-- START OF Data rows --

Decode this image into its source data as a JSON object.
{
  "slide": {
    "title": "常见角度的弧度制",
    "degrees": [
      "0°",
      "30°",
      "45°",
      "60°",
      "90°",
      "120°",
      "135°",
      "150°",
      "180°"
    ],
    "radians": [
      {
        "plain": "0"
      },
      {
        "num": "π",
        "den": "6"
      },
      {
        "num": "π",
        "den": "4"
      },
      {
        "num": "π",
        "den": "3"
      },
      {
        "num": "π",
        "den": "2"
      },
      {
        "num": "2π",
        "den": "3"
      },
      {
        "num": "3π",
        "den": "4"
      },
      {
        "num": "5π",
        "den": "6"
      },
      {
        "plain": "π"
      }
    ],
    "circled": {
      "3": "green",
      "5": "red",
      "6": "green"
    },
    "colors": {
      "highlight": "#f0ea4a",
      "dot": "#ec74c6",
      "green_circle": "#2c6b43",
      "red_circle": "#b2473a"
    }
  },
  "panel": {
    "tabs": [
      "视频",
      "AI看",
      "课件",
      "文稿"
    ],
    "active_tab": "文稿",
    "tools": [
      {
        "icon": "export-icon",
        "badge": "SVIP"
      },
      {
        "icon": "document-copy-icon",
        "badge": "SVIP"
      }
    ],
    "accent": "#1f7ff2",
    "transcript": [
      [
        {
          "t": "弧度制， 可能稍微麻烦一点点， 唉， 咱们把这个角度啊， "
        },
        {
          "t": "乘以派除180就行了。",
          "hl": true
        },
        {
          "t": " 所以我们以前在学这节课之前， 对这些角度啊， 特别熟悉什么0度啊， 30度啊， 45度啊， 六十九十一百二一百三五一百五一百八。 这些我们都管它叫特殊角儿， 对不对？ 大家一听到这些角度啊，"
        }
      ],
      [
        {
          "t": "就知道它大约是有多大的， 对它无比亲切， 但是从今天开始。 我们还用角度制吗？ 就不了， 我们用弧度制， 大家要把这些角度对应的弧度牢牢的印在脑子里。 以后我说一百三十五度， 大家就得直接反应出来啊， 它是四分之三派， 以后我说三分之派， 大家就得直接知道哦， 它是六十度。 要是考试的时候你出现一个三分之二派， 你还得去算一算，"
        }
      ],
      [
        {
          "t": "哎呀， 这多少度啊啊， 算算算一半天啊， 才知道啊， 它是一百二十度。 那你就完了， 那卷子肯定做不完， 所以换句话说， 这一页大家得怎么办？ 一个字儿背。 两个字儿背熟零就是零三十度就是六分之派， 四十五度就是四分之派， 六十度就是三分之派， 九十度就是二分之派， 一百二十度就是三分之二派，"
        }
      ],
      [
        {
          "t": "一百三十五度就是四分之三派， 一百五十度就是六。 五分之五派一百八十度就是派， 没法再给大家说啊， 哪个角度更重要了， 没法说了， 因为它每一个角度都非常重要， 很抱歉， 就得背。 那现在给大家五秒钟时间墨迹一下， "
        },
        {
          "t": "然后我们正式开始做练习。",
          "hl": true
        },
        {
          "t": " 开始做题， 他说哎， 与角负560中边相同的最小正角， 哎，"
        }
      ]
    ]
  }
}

-- END OF Data rows --

* [Task brief] Gather each line that holds "icon".

* [Final result]
        "icon": "export-icon",
        "icon": "document-copy-icon",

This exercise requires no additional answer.